[Stored entries]

^^^^

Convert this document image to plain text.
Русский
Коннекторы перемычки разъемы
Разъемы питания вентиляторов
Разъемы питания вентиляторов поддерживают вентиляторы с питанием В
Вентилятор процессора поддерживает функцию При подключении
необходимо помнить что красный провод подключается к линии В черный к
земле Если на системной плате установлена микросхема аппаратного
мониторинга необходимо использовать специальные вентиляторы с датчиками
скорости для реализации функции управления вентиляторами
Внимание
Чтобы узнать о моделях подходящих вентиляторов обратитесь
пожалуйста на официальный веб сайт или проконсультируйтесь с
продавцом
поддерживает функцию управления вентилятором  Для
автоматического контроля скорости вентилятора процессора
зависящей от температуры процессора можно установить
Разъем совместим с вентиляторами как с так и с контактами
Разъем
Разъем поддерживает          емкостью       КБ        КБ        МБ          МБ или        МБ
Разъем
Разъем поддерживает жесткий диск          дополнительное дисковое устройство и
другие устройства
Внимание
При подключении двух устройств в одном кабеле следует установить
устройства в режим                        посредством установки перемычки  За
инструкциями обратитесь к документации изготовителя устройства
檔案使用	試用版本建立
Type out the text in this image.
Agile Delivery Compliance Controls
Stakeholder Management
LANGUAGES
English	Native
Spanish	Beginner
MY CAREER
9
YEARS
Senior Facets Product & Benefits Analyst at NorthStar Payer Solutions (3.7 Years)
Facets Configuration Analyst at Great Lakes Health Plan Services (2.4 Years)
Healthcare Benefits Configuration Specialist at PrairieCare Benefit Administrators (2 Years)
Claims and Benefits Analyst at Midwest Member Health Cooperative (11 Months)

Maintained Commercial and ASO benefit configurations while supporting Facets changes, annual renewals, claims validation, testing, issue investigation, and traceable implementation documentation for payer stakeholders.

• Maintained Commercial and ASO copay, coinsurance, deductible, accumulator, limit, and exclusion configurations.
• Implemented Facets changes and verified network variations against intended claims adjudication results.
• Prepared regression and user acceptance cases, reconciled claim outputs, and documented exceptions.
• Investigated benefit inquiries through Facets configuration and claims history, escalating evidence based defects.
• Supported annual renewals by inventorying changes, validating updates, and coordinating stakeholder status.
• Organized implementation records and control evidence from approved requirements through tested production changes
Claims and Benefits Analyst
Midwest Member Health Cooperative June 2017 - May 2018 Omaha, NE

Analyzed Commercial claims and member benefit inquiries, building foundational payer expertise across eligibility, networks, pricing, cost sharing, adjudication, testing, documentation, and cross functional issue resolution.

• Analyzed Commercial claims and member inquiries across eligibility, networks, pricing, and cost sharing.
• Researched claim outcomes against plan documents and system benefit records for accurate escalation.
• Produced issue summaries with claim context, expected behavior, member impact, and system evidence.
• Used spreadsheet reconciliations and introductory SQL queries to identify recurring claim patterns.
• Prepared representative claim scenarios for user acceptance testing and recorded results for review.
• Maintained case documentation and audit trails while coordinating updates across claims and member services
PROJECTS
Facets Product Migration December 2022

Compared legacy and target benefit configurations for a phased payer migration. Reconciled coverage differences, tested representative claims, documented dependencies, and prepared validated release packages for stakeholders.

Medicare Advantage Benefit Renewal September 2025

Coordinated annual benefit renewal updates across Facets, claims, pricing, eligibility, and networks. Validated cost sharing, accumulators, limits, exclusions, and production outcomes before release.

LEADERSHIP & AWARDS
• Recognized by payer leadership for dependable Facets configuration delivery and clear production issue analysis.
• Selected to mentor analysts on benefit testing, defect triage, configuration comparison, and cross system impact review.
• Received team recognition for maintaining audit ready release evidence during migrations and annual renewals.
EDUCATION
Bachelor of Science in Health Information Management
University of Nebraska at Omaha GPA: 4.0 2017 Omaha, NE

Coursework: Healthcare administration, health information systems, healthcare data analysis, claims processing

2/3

^^^^

* EXERCISE *
Lines that include the word "управления" — how many are there in the data? Answer with the number alone.

* THE ANSWER *
2